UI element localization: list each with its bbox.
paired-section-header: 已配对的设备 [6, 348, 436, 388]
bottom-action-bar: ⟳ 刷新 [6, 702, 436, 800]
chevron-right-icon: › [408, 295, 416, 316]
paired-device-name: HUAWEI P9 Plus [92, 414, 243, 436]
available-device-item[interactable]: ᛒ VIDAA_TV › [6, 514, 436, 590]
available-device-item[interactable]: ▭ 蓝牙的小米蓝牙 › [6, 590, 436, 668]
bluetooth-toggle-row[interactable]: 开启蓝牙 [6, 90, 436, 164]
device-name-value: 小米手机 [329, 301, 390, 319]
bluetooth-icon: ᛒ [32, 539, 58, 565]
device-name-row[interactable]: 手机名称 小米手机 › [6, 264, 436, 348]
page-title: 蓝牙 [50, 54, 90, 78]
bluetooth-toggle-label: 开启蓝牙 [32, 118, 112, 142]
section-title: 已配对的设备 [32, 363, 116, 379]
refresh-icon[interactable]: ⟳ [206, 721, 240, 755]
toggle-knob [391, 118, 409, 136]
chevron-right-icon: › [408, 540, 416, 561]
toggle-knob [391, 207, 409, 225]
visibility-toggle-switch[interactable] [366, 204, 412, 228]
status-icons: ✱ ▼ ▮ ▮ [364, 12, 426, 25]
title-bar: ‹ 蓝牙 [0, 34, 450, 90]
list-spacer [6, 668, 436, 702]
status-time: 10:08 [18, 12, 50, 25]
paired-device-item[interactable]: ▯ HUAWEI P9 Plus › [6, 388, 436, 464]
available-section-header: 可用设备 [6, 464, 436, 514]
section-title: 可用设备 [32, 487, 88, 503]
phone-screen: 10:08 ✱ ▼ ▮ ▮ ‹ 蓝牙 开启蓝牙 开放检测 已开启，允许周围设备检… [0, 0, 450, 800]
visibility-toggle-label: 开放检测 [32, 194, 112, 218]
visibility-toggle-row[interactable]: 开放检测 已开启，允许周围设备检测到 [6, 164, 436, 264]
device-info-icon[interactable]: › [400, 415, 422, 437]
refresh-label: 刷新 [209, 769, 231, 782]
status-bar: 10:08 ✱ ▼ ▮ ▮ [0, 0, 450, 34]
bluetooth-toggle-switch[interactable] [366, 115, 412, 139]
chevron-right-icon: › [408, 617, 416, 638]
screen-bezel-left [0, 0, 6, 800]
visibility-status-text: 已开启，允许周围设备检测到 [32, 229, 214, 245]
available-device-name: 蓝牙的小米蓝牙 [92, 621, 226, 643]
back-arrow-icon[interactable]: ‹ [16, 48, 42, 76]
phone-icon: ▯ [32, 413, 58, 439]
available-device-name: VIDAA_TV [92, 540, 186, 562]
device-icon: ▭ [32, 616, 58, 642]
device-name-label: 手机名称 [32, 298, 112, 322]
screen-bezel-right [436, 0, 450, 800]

▬▬▬▬▬▬

**Problem description**
Copy out the material word for word from its first line up to and including the line that contains "status-time: 10:08 [18, 12, 50, 25]".

**Response**
UI element localization: list each with its bbox.
paired-section-header: 已配对的设备 [6, 348, 436, 388]
bottom-action-bar: ⟳ 刷新 [6, 702, 436, 800]
chevron-right-icon: › [408, 295, 416, 316]
paired-device-name: HUAWEI P9 Plus [92, 414, 243, 436]
available-device-item[interactable]: ᛒ VIDAA_TV › [6, 514, 436, 590]
available-device-item[interactable]: ▭ 蓝牙的小米蓝牙 › [6, 590, 436, 668]
bluetooth-toggle-row[interactable]: 开启蓝牙 [6, 90, 436, 164]
device-name-value: 小米手机 [329, 301, 390, 319]
bluetooth-icon: ᛒ [32, 539, 58, 565]
device-name-row[interactable]: 手机名称 小米手机 › [6, 264, 436, 348]
page-title: 蓝牙 [50, 54, 90, 78]
bluetooth-toggle-label: 开启蓝牙 [32, 118, 112, 142]
section-title: 已配对的设备 [32, 363, 116, 379]
refresh-icon[interactable]: ⟳ [206, 721, 240, 755]
toggle-knob [391, 118, 409, 136]
chevron-right-icon: › [408, 540, 416, 561]
toggle-knob [391, 207, 409, 225]
visibility-toggle-switch[interactable] [366, 204, 412, 228]
status-icons: ✱ ▼ ▮ ▮ [364, 12, 426, 25]
title-bar: ‹ 蓝牙 [0, 34, 450, 90]
list-spacer [6, 668, 436, 702]
status-time: 10:08 [18, 12, 50, 25]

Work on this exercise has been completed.